Records:
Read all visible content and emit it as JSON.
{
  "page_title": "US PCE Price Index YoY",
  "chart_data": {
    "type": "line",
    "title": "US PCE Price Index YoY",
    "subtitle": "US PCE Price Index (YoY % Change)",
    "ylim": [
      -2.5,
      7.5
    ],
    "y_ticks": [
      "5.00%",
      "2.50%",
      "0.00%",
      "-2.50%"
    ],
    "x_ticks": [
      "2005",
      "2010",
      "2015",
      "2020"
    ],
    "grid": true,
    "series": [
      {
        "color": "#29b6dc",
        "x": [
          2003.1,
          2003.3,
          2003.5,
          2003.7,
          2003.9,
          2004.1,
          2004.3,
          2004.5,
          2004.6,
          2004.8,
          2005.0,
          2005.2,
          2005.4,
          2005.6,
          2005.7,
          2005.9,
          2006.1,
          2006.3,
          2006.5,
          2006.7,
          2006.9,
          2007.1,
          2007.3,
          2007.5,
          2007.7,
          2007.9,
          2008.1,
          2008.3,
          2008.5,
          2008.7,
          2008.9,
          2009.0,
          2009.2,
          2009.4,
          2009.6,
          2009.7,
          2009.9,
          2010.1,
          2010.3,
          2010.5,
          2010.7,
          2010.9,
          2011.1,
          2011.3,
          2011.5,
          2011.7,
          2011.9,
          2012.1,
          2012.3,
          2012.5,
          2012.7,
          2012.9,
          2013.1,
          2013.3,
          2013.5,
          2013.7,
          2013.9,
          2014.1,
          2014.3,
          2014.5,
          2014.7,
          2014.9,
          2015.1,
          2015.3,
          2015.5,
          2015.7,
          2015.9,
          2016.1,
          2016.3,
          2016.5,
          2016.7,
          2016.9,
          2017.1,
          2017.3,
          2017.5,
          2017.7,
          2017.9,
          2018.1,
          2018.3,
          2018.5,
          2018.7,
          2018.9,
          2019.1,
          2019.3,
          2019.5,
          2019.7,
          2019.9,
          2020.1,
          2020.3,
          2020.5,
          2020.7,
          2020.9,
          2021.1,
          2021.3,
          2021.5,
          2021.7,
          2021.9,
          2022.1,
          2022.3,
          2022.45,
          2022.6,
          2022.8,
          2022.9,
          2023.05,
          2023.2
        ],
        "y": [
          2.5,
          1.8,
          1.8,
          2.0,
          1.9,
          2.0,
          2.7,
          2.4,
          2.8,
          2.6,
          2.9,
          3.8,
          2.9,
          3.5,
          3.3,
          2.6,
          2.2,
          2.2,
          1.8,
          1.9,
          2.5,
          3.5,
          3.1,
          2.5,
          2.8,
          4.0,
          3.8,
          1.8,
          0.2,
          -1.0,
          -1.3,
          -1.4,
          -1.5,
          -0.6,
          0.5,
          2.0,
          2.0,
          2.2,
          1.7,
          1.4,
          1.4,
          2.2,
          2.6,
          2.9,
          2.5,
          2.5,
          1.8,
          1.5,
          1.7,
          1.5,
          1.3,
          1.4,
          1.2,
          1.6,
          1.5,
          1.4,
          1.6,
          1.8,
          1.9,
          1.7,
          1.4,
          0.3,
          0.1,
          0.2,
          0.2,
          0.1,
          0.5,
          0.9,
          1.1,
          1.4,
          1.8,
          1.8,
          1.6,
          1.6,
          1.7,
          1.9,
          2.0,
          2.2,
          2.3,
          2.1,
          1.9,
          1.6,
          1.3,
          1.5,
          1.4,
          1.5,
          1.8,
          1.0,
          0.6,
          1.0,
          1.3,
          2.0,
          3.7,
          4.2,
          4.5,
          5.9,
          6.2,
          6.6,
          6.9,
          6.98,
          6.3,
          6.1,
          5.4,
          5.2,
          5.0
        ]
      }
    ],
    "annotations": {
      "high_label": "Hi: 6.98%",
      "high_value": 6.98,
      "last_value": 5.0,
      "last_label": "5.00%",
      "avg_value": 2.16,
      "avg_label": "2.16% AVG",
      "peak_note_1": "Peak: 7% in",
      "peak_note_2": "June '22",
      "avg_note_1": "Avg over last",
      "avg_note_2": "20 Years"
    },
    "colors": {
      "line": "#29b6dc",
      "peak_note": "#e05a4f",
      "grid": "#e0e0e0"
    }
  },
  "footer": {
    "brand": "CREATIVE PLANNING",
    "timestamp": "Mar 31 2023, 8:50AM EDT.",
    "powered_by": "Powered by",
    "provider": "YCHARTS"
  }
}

▶ Your task:
Every entry above needs to be quoted exactly.

▶ Task answer:
Read all visible content and emit it as JSON.
{
  "page_title": "US PCE Price Index YoY",
  "chart_data": {
    "type": "line",
    "title": "US PCE Price Index YoY",
    "subtitle": "US PCE Price Index (YoY % Change)",
    "ylim": [
      -2.5,
      7.5
    ],
    "y_ticks": [
      "5.00%",
      "2.50%",
      "0.00%",
      "-2.50%"
    ],
    "x_ticks": [
      "2005",
      "2010",
      "2015",
      "2020"
    ],
    "grid": true,
    "series": [
      {
        "color": "#29b6dc",
        "x": [
          2003.1,
          2003.3,
          2003.5,
          2003.7,
          2003.9,
          2004.1,
          2004.3,
          2004.5,
          2004.6,
          2004.8,
          2005.0,
          2005.2,
          2005.4,
          2005.6,
          2005.7,
          2005.9,
          2006.1,
          2006.3,
          2006.5,
          2006.7,
          2006.9,
          2007.1,
          2007.3,
          2007.5,
          2007.7,
          2007.9,
          2008.1,
          2008.3,
          2008.5,
          2008.7,
          2008.9,
          2009.0,
          2009.2,
          2009.4,
          2009.6,
          2009.7,
          2009.9,
          2010.1,
          2010.3,
          2010.5,
          2010.7,
          2010.9,
          2011.1,
          2011.3,
          2011.5,
          2011.7,
          2011.9,
          2012.1,
          2012.3,
          2012.5,
          2012.7,
          2012.9,
          2013.1,
          2013.3,
          2013.5,
          2013.7,
          2013.9,
          2014.1,
          2014.3,
          2014.5,
          2014.7,
          2014.9,
          2015.1,
          2015.3,
          2015.5,
          2015.7,
          2015.9,
          2016.1,
          2016.3,
          2016.5,
          2016.7,
          2016.9,
          2017.1,
          2017.3,
          2017.5,
          2017.7,
          2017.9,
          2018.1,
          2018.3,
          2018.5,
          2018.7,
          2018.9,
          2019.1,
          2019.3,
          2019.5,
          2019.7,
          2019.9,
          2020.1,
          2020.3,
          2020.5,
          2020.7,
          2020.9,
          2021.1,
          2021.3,
          2021.5,
          2021.7,
          2021.9,
          2022.1,
          2022.3,
          2022.45,
          2022.6,
          2022.8,
          2022.9,
          2023.05,
          2023.2
        ],
        "y": [
          2.5,
          1.8,
          1.8,
          2.0,
          1.9,
          2.0,
          2.7,
          2.4,
          2.8,
          2.6,
          2.9,
          3.8,
          2.9,
          3.5,
          3.3,
          2.6,
          2.2,
          2.2,
          1.8,
          1.9,
          2.5,
          3.5,
          3.1,
          2.5,
          2.8,
          4.0,
          3.8,
          1.8,
          0.2,
          -1.0,
          -1.3,
          -1.4,
          -1.5,
          -0.6,
          0.5,
          2.0,
          2.0,
          2.2,
          1.7,
          1.4,
          1.4,
          2.2,
          2.6,
          2.9,
          2.5,
          2.5,
          1.8,
          1.5,
          1.7,
          1.5,
          1.3,
          1.4,
          1.2,
          1.6,
          1.5,
          1.4,
          1.6,
          1.8,
          1.9,
          1.7,
          1.4,
          0.3,
          0.1,
          0.2,
          0.2,
          0.1,
          0.5,
          0.9,
          1.1,
          1.4,
          1.8,
          1.8,
          1.6,
          1.6,
          1.7,
          1.9,
          2.0,
          2.2,
          2.3,
          2.1,
          1.9,
          1.6,
          1.3,
          1.5,
          1.4,
          1.5,
          1.8,
          1.0,
          0.6,
          1.0,
          1.3,
          2.0,
          3.7,
          4.2,
          4.5,
          5.9,
          6.2,
          6.6,
          6.9,
          6.98,
          6.3,
          6.1,
          5.4,
          5.2,
          5.0
        ]
      }
    ],
    "annotations": {
      "high_label": "Hi: 6.98%",
      "high_value": 6.98,
      "last_value": 5.0,
      "last_label": "5.00%",
      "avg_value": 2.16,
      "avg_label": "2.16% AVG",
      "peak_note_1": "Peak: 7% in",
      "peak_note_2": "June '22",
      "avg_note_1": "Avg over last",
      "avg_note_2": "20 Years"
    },
    "colors": {
      "line": "#29b6dc",
      "peak_note": "#e05a4f",
      "grid": "#e0e0e0"
    }
  },
  "footer": {
    "brand": "CREATIVE PLANNING",
    "timestamp": "Mar 31 2023, 8:50AM EDT.",
    "powered_by": "Powered by",
    "provider": "YCHARTS"
  }
}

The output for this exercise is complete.